Copy out each line of the material below that holds the string "ochranu".

#####

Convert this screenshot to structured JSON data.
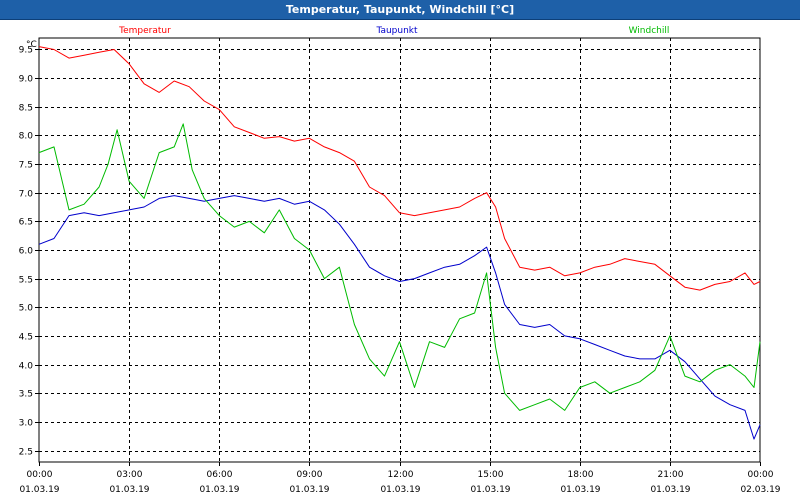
{
  "window": {
    "title": "Temperatur, Taupunkt, Windchill [°C]"
  },
  "chart_data": {
    "type": "line",
    "title": "Temperatur, Taupunkt, Windchill [°C]",
    "ylabel": "°C",
    "ylim": [
      2.3,
      9.7
    ],
    "yticks": [
      2.5,
      3.0,
      3.5,
      4.0,
      4.5,
      5.0,
      5.5,
      6.0,
      6.5,
      7.0,
      7.5,
      8.0,
      8.5,
      9.0,
      9.5
    ],
    "ytick_labels": [
      "2.5",
      "3.0",
      "3.5",
      "4.0",
      "4.5",
      "5.0",
      "5.5",
      "6.0",
      "6.5",
      "7.0",
      "7.5",
      "8.0",
      "8.5",
      "9.0",
      "9.5"
    ],
    "xlim": [
      0,
      24
    ],
    "xticks": [
      0,
      3,
      6,
      9,
      12,
      15,
      18,
      21,
      24
    ],
    "xtick_time_labels": [
      "00:00",
      "03:00",
      "06:00",
      "09:00",
      "12:00",
      "15:00",
      "18:00",
      "21:00",
      "00:00"
    ],
    "xtick_date_labels": [
      "01.03.19",
      "01.03.19",
      "01.03.19",
      "01.03.19",
      "01.03.19",
      "01.03.19",
      "01.03.19",
      "01.03.19",
      "02.03.19"
    ],
    "grid": true,
    "legend_placement": "top",
    "series": [
      {
        "name": "Temperatur",
        "color": "#ff0000",
        "x": [
          0,
          0.5,
          1,
          1.5,
          2,
          2.5,
          3,
          3.5,
          4,
          4.5,
          5,
          5.5,
          6,
          6.5,
          7,
          7.5,
          8,
          8.5,
          9,
          9.5,
          10,
          10.5,
          11,
          11.5,
          12,
          12.5,
          13,
          13.5,
          14,
          14.5,
          14.9,
          15.2,
          15.5,
          16,
          16.5,
          17,
          17.5,
          18,
          18.5,
          19,
          19.5,
          20,
          20.5,
          21,
          21.5,
          22,
          22.5,
          23,
          23.5,
          23.8,
          24
        ],
        "values": [
          9.55,
          9.5,
          9.35,
          9.4,
          9.45,
          9.5,
          9.25,
          8.9,
          8.75,
          8.95,
          8.85,
          8.6,
          8.45,
          8.15,
          8.05,
          7.95,
          7.98,
          7.9,
          7.95,
          7.8,
          7.7,
          7.55,
          7.1,
          6.95,
          6.65,
          6.6,
          6.65,
          6.7,
          6.75,
          6.9,
          7.0,
          6.75,
          6.2,
          5.7,
          5.65,
          5.7,
          5.55,
          5.6,
          5.7,
          5.75,
          5.85,
          5.8,
          5.75,
          5.55,
          5.35,
          5.3,
          5.4,
          5.45,
          5.6,
          5.4,
          5.45
        ]
      },
      {
        "name": "Taupunkt",
        "color": "#0000cc",
        "x": [
          0,
          0.5,
          1,
          1.5,
          2,
          2.5,
          3,
          3.5,
          4,
          4.5,
          5,
          5.5,
          6,
          6.5,
          7,
          7.5,
          8,
          8.5,
          9,
          9.5,
          10,
          10.5,
          11,
          11.5,
          12,
          12.5,
          13,
          13.5,
          14,
          14.5,
          14.9,
          15.2,
          15.5,
          16,
          16.5,
          17,
          17.5,
          18,
          18.5,
          19,
          19.5,
          20,
          20.5,
          21,
          21.5,
          22,
          22.5,
          23,
          23.5,
          23.8,
          24
        ],
        "values": [
          6.1,
          6.2,
          6.6,
          6.65,
          6.6,
          6.65,
          6.7,
          6.75,
          6.9,
          6.95,
          6.9,
          6.85,
          6.9,
          6.95,
          6.9,
          6.85,
          6.9,
          6.8,
          6.85,
          6.7,
          6.45,
          6.1,
          5.7,
          5.55,
          5.45,
          5.5,
          5.6,
          5.7,
          5.75,
          5.9,
          6.05,
          5.6,
          5.05,
          4.7,
          4.65,
          4.7,
          4.5,
          4.45,
          4.35,
          4.25,
          4.15,
          4.1,
          4.1,
          4.25,
          4.05,
          3.75,
          3.45,
          3.3,
          3.2,
          2.7,
          2.95
        ]
      },
      {
        "name": "Windchill",
        "color": "#00bb00",
        "x": [
          0,
          0.5,
          1,
          1.5,
          2,
          2.3,
          2.6,
          3,
          3.5,
          4,
          4.5,
          4.8,
          5.1,
          5.5,
          6,
          6.5,
          7,
          7.5,
          8,
          8.5,
          9,
          9.5,
          10,
          10.5,
          11,
          11.5,
          12,
          12.5,
          13,
          13.5,
          14,
          14.5,
          14.9,
          15.2,
          15.5,
          16,
          16.5,
          17,
          17.5,
          18,
          18.5,
          19,
          19.5,
          20,
          20.5,
          21,
          21.5,
          22,
          22.5,
          23,
          23.5,
          23.8,
          24
        ],
        "values": [
          7.7,
          7.8,
          6.7,
          6.8,
          7.1,
          7.5,
          8.1,
          7.2,
          6.9,
          7.7,
          7.8,
          8.2,
          7.4,
          6.9,
          6.6,
          6.4,
          6.5,
          6.3,
          6.7,
          6.2,
          6.0,
          5.5,
          5.7,
          4.7,
          4.1,
          3.8,
          4.4,
          3.6,
          4.4,
          4.3,
          4.8,
          4.9,
          5.6,
          4.3,
          3.5,
          3.2,
          3.3,
          3.4,
          3.2,
          3.6,
          3.7,
          3.5,
          3.6,
          3.7,
          3.9,
          4.5,
          3.8,
          3.7,
          3.9,
          4.0,
          3.8,
          3.6,
          4.4
        ]
      }
    ]
  }
}
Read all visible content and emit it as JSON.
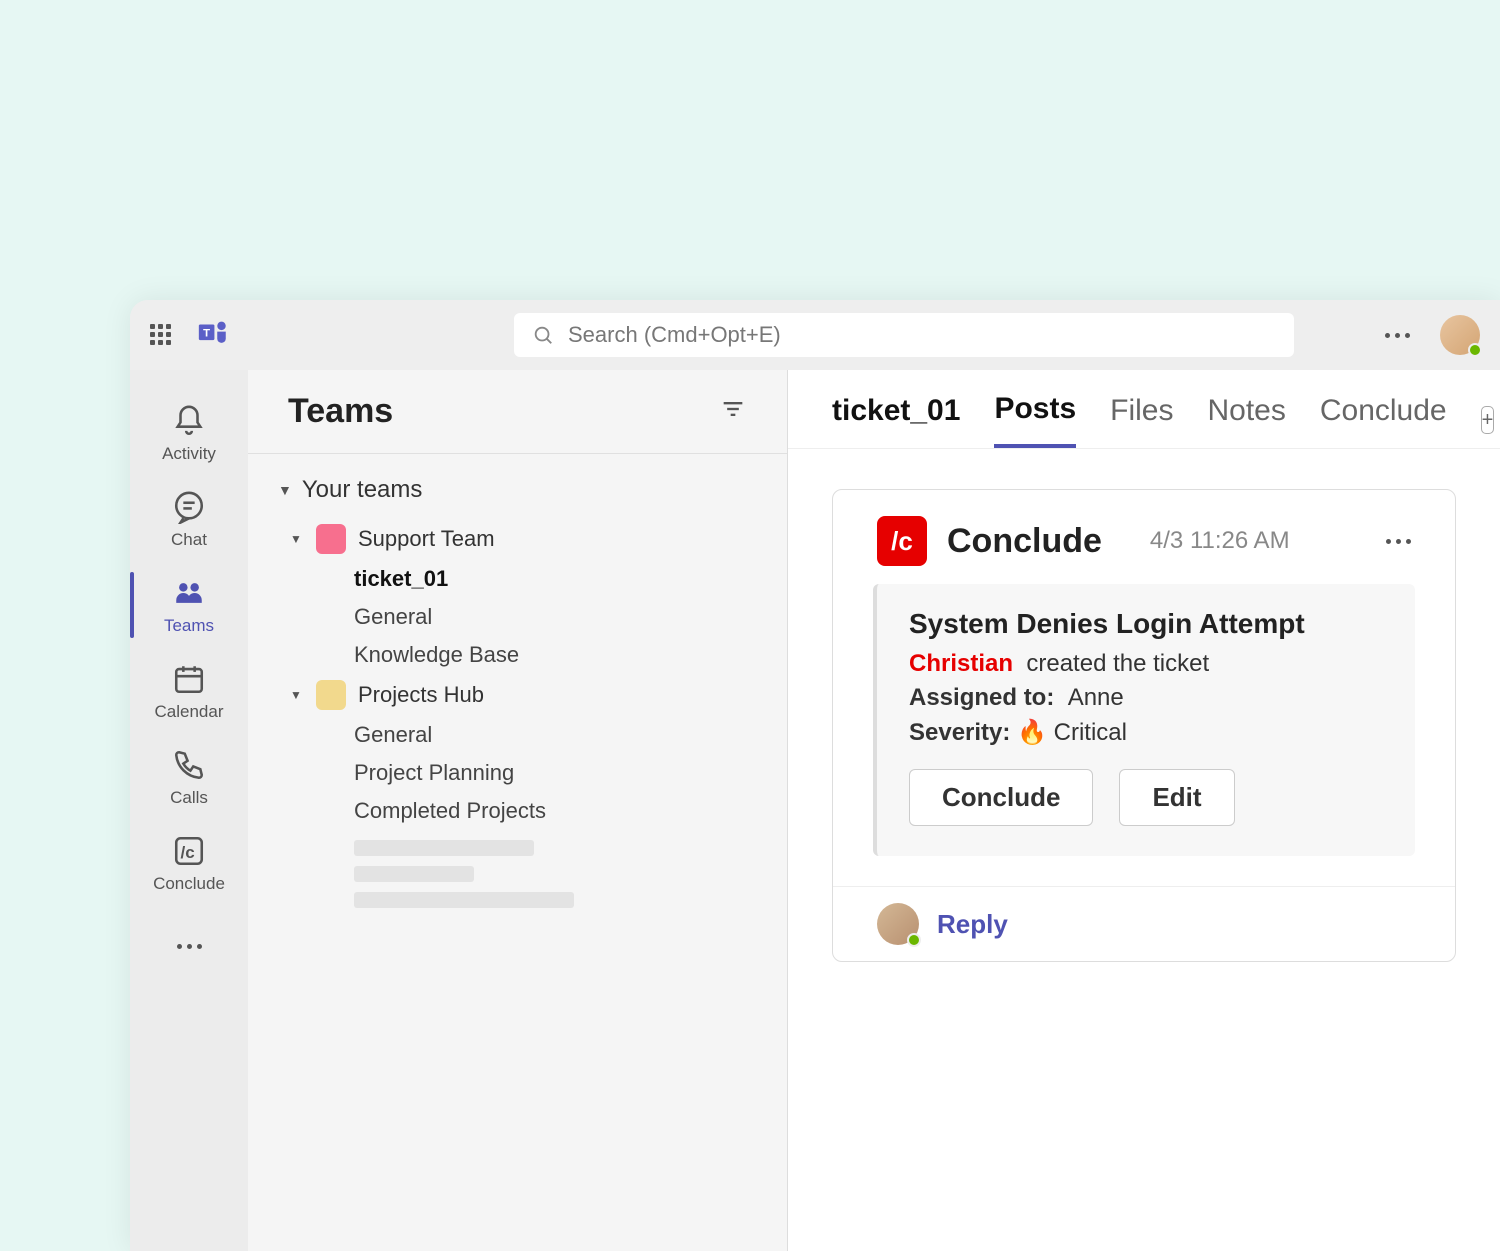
{
  "topbar": {
    "search_placeholder": "Search (Cmd+Opt+E)"
  },
  "rail": {
    "items": [
      {
        "label": "Activity"
      },
      {
        "label": "Chat"
      },
      {
        "label": "Teams"
      },
      {
        "label": "Calendar"
      },
      {
        "label": "Calls"
      },
      {
        "label": "Conclude"
      }
    ]
  },
  "teams_panel": {
    "title": "Teams",
    "section_label": "Your teams",
    "teams": [
      {
        "name": "Support Team",
        "color": "#f76f8e",
        "channels": [
          "ticket_01",
          "General",
          "Knowledge Base"
        ],
        "active_channel": "ticket_01"
      },
      {
        "name": "Projects Hub",
        "color": "#f2d98d",
        "channels": [
          "General",
          "Project Planning",
          "Completed Projects"
        ]
      }
    ]
  },
  "content": {
    "channel_title": "ticket_01",
    "tabs": [
      "Posts",
      "Files",
      "Notes",
      "Conclude"
    ],
    "active_tab": "Posts"
  },
  "post": {
    "app_name": "Conclude",
    "app_icon_text": "/c",
    "timestamp": "4/3 11:26 AM",
    "title": "System Denies Login Attempt",
    "creator": "Christian",
    "created_text": "created the ticket",
    "assigned_label": "Assigned to:",
    "assigned_to": "Anne",
    "severity_label": "Severity:",
    "severity_icon": "🔥",
    "severity_value": "Critical",
    "buttons": {
      "conclude": "Conclude",
      "edit": "Edit"
    },
    "reply_label": "Reply"
  }
}
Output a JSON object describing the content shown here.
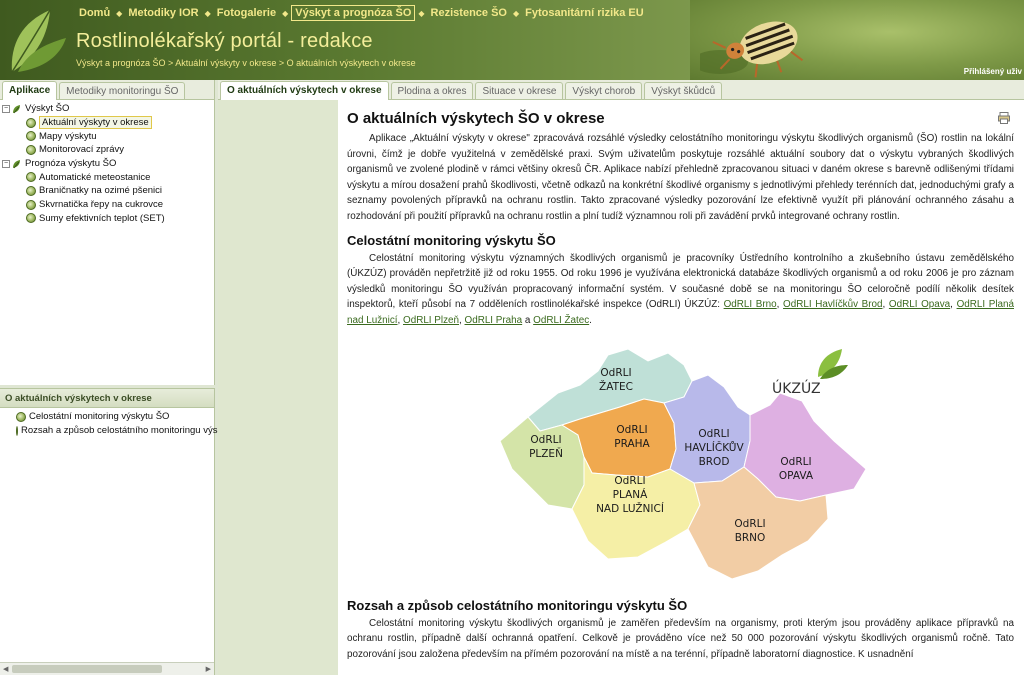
{
  "header": {
    "nav": [
      {
        "label": "Domů",
        "active": false
      },
      {
        "label": "Metodiky IOR",
        "active": false
      },
      {
        "label": "Fotogalerie",
        "active": false
      },
      {
        "label": "Výskyt a prognóza ŠO",
        "active": true
      },
      {
        "label": "Rezistence ŠO",
        "active": false
      },
      {
        "label": "Fytosanitární rizika EU",
        "active": false
      }
    ],
    "title": "Rostlinolékařský portál - redakce",
    "breadcrumb": "Výskyt a prognóza ŠO > Aktuální výskyty v okrese > O aktuálních výskytech v okrese",
    "login_label": "Přihlášený uživ"
  },
  "left_tabs": [
    "Aplikace",
    "Metodiky monitoringu ŠO"
  ],
  "app_tree": [
    {
      "label": "Výskyt ŠO",
      "level": 0,
      "selected": false
    },
    {
      "label": "Aktuální výskyty v okrese",
      "level": 1,
      "selected": true
    },
    {
      "label": "Mapy výskytu",
      "level": 1,
      "selected": false
    },
    {
      "label": "Monitorovací zprávy",
      "level": 1,
      "selected": false
    },
    {
      "label": "Prognóza výskytu ŠO",
      "level": 0,
      "selected": false
    },
    {
      "label": "Automatické meteostanice",
      "level": 1,
      "selected": false
    },
    {
      "label": "Braničnatky na ozimé pšenici",
      "level": 1,
      "selected": false
    },
    {
      "label": "Skvrnatička řepy na cukrovce",
      "level": 1,
      "selected": false
    },
    {
      "label": "Sumy efektivních teplot (SET)",
      "level": 1,
      "selected": false
    }
  ],
  "bottom_panel": {
    "title": "O aktuálních výskytech v okrese",
    "items": [
      "Celostátní monitoring výskytu ŠO",
      "Rozsah a způsob celostátního monitoringu výs"
    ]
  },
  "right_tabs": [
    {
      "label": "O aktuálních výskytech v okrese",
      "active": true
    },
    {
      "label": "Plodina a okres",
      "active": false
    },
    {
      "label": "Situace v okrese",
      "active": false
    },
    {
      "label": "Výskyt chorob",
      "active": false
    },
    {
      "label": "Výskyt škůdců",
      "active": false
    }
  ],
  "content": {
    "h1": "O aktuálních výskytech ŠO v okrese",
    "p1": "Aplikace „Aktuální výskyty v okrese\" zpracovává rozsáhlé výsledky celostátního monitoringu výskytu škodlivých organismů (ŠO) rostlin na lokální úrovni, čímž je dobře využitelná v zemědělské praxi. Svým uživatelům poskytuje rozsáhlé aktuální soubory dat o výskytu vybraných škodlivých organismů ve zvolené plodině v rámci většiny okresů ČR. Aplikace nabízí přehledně zpracovanou situaci v daném okrese s barevně odlišenými třídami výskytu a mírou dosažení prahů škodlivosti, včetně odkazů na konkrétní škodlivé organismy s jednotlivými přehledy terénních dat, jednoduchými grafy a seznamy povolených přípravků na ochranu rostlin. Takto zpracované výsledky pozorování lze efektivně využít při plánování ochranného zásahu a rozhodování při použití přípravků na ochranu rostlin a plní tudíž významnou roli při zavádění prvků integrované ochrany rostlin.",
    "h2a": "Celostátní monitoring výskytu ŠO",
    "p2": "Celostátní monitoring výskytu významných škodlivých organismů je pracovníky Ústředního kontrolního a zkušebního ústavu zemědělského (ÚKZÚZ) prováděn nepřetržitě již od roku 1955. Od roku 1996 je využívána elektronická databáze škodlivých organismů a od roku 2006 je pro záznam výsledků monitoringu ŠO využíván propracovaný informační systém. V současné době se na monitoringu ŠO celoročně podílí několik desítek inspektorů, kteří působí na 7 odděleních rostlinolékařské inspekce (OdRLI) ÚKZÚZ:",
    "links": [
      "OdRLI Brno",
      "OdRLI Havlíčkův Brod",
      "OdRLI Opava",
      "OdRLI Planá nad Lužnicí",
      "OdRLI Plzeň",
      "OdRLI Praha",
      "OdRLI Žatec"
    ],
    "sep": ",",
    "and_word": "a",
    "period": ".",
    "map": {
      "brand": "ÚKZÚZ",
      "regions": [
        {
          "line1": "OdRLI",
          "line2": "ŽATEC",
          "line3": ""
        },
        {
          "line1": "OdRLI",
          "line2": "PRAHA",
          "line3": ""
        },
        {
          "line1": "OdRLI",
          "line2": "PLZEŇ",
          "line3": ""
        },
        {
          "line1": "OdRLI",
          "line2": "HAVLÍČKŮV",
          "line3": "BROD"
        },
        {
          "line1": "OdRLI",
          "line2": "OPAVA",
          "line3": ""
        },
        {
          "line1": "OdRLI",
          "line2": "PLANÁ",
          "line3": "NAD LUŽNICÍ"
        },
        {
          "line1": "OdRLI",
          "line2": "BRNO",
          "line3": ""
        }
      ]
    },
    "h2b": "Rozsah a způsob celostátního monitoringu výskytu ŠO",
    "p3": "Celostátní monitoring výskytu škodlivých organismů je zaměřen především na organismy, proti kterým jsou prováděny aplikace přípravků na ochranu rostlin, případně další ochranná opatření. Celkově je prováděno více než 50 000 pozorování výskytu škodlivých organismů ročně. Tato pozorování jsou založena především na přímém pozorování na místě a na terénní, případně laboratorní diagnostice. K usnadnění"
  },
  "colors": {
    "zatec": "#bfe0d7",
    "praha": "#f0a94f",
    "plzen": "#d4e4a8",
    "havlickuv_brod": "#b8b9ea",
    "opava": "#deb0e2",
    "plana": "#f5efa6",
    "brno": "#f2cda5"
  }
}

#####

COMPLETED EXERCISE:
    "p1": "Aplikace „Aktuální výskyty v okrese\" zpracovává rozsáhlé výsledky celostátního monitoringu výskytu škodlivých organismů (ŠO) rostlin na lokální úrovni, čímž je dobře využitelná v zemědělské praxi. Svým uživatelům poskytuje rozsáhlé aktuální soubory dat o výskytu vybraných škodlivých organismů ve zvolené plodině v rámci většiny okresů ČR. Aplikace nabízí přehledně zpracovanou situaci v daném okrese s barevně odlišenými třídami výskytu a mírou dosažení prahů škodlivosti, včetně odkazů na konkrétní škodlivé organismy s jednotlivými přehledy terénních dat, jednoduchými grafy a seznamy povolených přípravků na ochranu rostlin. Takto zpracované výsledky pozorování lze efektivně využít při plánování ochranného zásahu a rozhodování při použití přípravků na ochranu rostlin a plní tudíž významnou roli při zavádění prvků integrované ochrany rostlin.",
    "p3": "Celostátní monitoring výskytu škodlivých organismů je zaměřen především na organismy, proti kterým jsou prováděny aplikace přípravků na ochranu rostlin, případně další ochranná opatření. Celkově je prováděno více než 50 000 pozorování výskytu škodlivých organismů ročně. Tato pozorování jsou založena především na přímém pozorování na místě a na terénní, případně laboratorní diagnostice. K usnadnění"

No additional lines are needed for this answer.